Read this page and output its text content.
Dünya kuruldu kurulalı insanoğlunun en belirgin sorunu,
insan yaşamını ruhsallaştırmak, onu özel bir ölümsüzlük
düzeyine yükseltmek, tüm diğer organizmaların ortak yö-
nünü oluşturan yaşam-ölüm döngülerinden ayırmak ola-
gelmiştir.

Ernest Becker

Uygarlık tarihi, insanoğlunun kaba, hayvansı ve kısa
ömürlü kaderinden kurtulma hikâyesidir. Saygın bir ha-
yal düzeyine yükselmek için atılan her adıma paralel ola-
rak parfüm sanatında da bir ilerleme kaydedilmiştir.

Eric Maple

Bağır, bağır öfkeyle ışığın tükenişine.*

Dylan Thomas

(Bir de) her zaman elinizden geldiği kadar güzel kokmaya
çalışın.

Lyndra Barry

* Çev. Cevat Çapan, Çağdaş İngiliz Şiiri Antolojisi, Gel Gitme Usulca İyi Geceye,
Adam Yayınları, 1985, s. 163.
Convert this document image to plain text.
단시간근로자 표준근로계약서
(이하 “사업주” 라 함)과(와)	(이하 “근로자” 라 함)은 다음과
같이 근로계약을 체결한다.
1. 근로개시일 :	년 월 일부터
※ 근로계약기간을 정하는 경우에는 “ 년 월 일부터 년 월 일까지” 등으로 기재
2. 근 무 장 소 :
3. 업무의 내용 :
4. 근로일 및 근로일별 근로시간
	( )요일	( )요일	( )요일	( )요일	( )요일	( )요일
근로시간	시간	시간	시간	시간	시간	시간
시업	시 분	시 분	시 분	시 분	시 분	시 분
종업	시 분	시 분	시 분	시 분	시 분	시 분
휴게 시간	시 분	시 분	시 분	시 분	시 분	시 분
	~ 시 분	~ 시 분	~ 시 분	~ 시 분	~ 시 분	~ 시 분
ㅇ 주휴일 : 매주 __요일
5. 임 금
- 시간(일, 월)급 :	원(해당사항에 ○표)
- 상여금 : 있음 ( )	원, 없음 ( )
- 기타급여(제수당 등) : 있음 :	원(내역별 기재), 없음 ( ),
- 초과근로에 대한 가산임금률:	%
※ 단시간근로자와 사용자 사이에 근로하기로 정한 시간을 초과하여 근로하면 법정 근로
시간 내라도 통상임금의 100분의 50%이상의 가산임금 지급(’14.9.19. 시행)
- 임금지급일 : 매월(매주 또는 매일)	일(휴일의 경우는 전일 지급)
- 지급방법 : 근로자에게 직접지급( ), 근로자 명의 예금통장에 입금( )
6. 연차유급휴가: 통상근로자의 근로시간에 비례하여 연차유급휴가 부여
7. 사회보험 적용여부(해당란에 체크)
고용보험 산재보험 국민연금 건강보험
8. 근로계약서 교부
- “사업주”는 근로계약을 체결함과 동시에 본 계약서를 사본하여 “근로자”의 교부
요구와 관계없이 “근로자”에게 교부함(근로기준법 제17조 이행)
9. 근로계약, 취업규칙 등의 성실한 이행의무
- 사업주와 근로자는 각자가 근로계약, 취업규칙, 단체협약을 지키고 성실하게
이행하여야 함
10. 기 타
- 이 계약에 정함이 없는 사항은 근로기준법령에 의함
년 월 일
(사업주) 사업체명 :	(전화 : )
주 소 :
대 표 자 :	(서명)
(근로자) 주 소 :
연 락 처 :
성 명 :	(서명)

—————

• _Short problem_
Extract the data in full. Keep it word for word.

• _Solution to this exercise_
Read this page and output its text content.
Dünya kuruldu kurulalı insanoğlunun en belirgin sorunu,
insan yaşamını ruhsallaştırmak, onu özel bir ölümsüzlük
düzeyine yükseltmek, tüm diğer organizmaların ortak yö-
nünü oluşturan yaşam-ölüm döngülerinden ayırmak ola-
gelmiştir.

Ernest Becker

Uygarlık tarihi, insanoğlunun kaba, hayvansı ve kısa
ömürlü kaderinden kurtulma hikâyesidir. Saygın bir ha-
yal düzeyine yükselmek için atılan her adıma paralel ola-
rak parfüm sanatında da bir ilerleme kaydedilmiştir.

Eric Maple

Bağır, bağır öfkeyle ışığın tükenişine.*

Dylan Thomas

(Bir de) her zaman elinizden geldiği kadar güzel kokmaya
çalışın.

Lyndra Barry

* Çev. Cevat Çapan, Çağdaş İngiliz Şiiri Antolojisi, Gel Gitme Usulca İyi Geceye,
Adam Yayınları, 1985, s. 163.
Convert this document image to plain text.
단시간근로자 표준근로계약서
(이하 “사업주” 라 함)과(와)	(이하 “근로자” 라 함)은 다음과
같이 근로계약을 체결한다.
1. 근로개시일 :	년 월 일부터
※ 근로계약기간을 정하는 경우에는 “ 년 월 일부터 년 월 일까지” 등으로 기재
2. 근 무 장 소 :
3. 업무의 내용 :
4. 근로일 및 근로일별 근로시간
	( )요일	( )요일	( )요일	( )요일	( )요일	( )요일
근로시간	시간	시간	시간	시간	시간	시간
시업	시 분	시 분	시 분	시 분	시 분	시 분
종업	시 분	시 분	시 분	시 분	시 분	시 분
휴게 시간	시 분	시 분	시 분	시 분	시 분	시 분
	~ 시 분	~ 시 분	~ 시 분	~ 시 분	~ 시 분	~ 시 분
ㅇ 주휴일 : 매주 __요일
5. 임 금
- 시간(일, 월)급 :	원(해당사항에 ○표)
- 상여금 : 있음 ( )	원, 없음 ( )
- 기타급여(제수당 등) : 있음 :	원(내역별 기재), 없음 ( ),
- 초과근로에 대한 가산임금률:	%
※ 단시간근로자와 사용자 사이에 근로하기로 정한 시간을 초과하여 근로하면 법정 근로
시간 내라도 통상임금의 100분의 50%이상의 가산임금 지급(’14.9.19. 시행)
- 임금지급일 : 매월(매주 또는 매일)	일(휴일의 경우는 전일 지급)
- 지급방법 : 근로자에게 직접지급( ), 근로자 명의 예금통장에 입금( )
6. 연차유급휴가: 통상근로자의 근로시간에 비례하여 연차유급휴가 부여
7. 사회보험 적용여부(해당란에 체크)
고용보험 산재보험 국민연금 건강보험
8. 근로계약서 교부
- “사업주”는 근로계약을 체결함과 동시에 본 계약서를 사본하여 “근로자”의 교부
요구와 관계없이 “근로자”에게 교부함(근로기준법 제17조 이행)
9. 근로계약, 취업규칙 등의 성실한 이행의무
- 사업주와 근로자는 각자가 근로계약, 취업규칙, 단체협약을 지키고 성실하게
이행하여야 함
10. 기 타
- 이 계약에 정함이 없는 사항은 근로기준법령에 의함
년 월 일
(사업주) 사업체명 :	(전화 : )
주 소 :
대 표 자 :	(서명)
(근로자) 주 소 :
연 락 처 :
성 명 :	(서명)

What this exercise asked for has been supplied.